Raw records »

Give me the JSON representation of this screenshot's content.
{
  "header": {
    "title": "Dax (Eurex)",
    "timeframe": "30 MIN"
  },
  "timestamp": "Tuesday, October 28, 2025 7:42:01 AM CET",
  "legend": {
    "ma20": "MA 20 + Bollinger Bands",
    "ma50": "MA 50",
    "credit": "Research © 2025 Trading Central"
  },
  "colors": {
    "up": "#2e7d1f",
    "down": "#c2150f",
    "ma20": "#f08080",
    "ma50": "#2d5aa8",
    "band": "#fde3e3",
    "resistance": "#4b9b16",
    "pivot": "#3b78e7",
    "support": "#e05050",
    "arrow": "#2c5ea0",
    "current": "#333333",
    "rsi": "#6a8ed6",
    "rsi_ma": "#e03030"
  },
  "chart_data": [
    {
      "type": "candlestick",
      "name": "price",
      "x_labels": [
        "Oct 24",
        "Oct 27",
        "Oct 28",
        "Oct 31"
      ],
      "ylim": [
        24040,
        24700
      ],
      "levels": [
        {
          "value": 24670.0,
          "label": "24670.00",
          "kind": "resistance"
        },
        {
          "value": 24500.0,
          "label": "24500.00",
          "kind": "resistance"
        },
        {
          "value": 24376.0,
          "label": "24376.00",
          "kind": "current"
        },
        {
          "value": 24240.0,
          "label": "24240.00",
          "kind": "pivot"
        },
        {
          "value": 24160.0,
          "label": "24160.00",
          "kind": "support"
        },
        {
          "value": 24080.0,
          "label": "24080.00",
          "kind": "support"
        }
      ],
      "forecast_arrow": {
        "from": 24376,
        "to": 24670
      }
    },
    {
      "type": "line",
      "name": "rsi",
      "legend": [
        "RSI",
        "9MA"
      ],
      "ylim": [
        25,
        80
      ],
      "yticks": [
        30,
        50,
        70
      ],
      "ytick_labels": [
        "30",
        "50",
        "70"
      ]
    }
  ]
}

What to do »
Reproduce the full listing exactly.

Final result »
Give me the JSON representation of this screenshot's content.
{
  "header": {
    "title": "Dax (Eurex)",
    "timeframe": "30 MIN"
  },
  "timestamp": "Tuesday, October 28, 2025 7:42:01 AM CET",
  "legend": {
    "ma20": "MA 20 + Bollinger Bands",
    "ma50": "MA 50",
    "credit": "Research © 2025 Trading Central"
  },
  "colors": {
    "up": "#2e7d1f",
    "down": "#c2150f",
    "ma20": "#f08080",
    "ma50": "#2d5aa8",
    "band": "#fde3e3",
    "resistance": "#4b9b16",
    "pivot": "#3b78e7",
    "support": "#e05050",
    "arrow": "#2c5ea0",
    "current": "#333333",
    "rsi": "#6a8ed6",
    "rsi_ma": "#e03030"
  },
  "chart_data": [
    {
      "type": "candlestick",
      "name": "price",
      "x_labels": [
        "Oct 24",
        "Oct 27",
        "Oct 28",
        "Oct 31"
      ],
      "ylim": [
        24040,
        24700
      ],
      "levels": [
        {
          "value": 24670.0,
          "label": "24670.00",
          "kind": "resistance"
        },
        {
          "value": 24500.0,
          "label": "24500.00",
          "kind": "resistance"
        },
        {
          "value": 24376.0,
          "label": "24376.00",
          "kind": "current"
        },
        {
          "value": 24240.0,
          "label": "24240.00",
          "kind": "pivot"
        },
        {
          "value": 24160.0,
          "label": "24160.00",
          "kind": "support"
        },
        {
          "value": 24080.0,
          "label": "24080.00",
          "kind": "support"
        }
      ],
      "forecast_arrow": {
        "from": 24376,
        "to": 24670
      }
    },
    {
      "type": "line",
      "name": "rsi",
      "legend": [
        "RSI",
        "9MA"
      ],
      "ylim": [
        25,
        80
      ],
      "yticks": [
        30,
        50,
        70
      ],
      "ytick_labels": [
        "30",
        "50",
        "70"
      ]
    }
  ]
}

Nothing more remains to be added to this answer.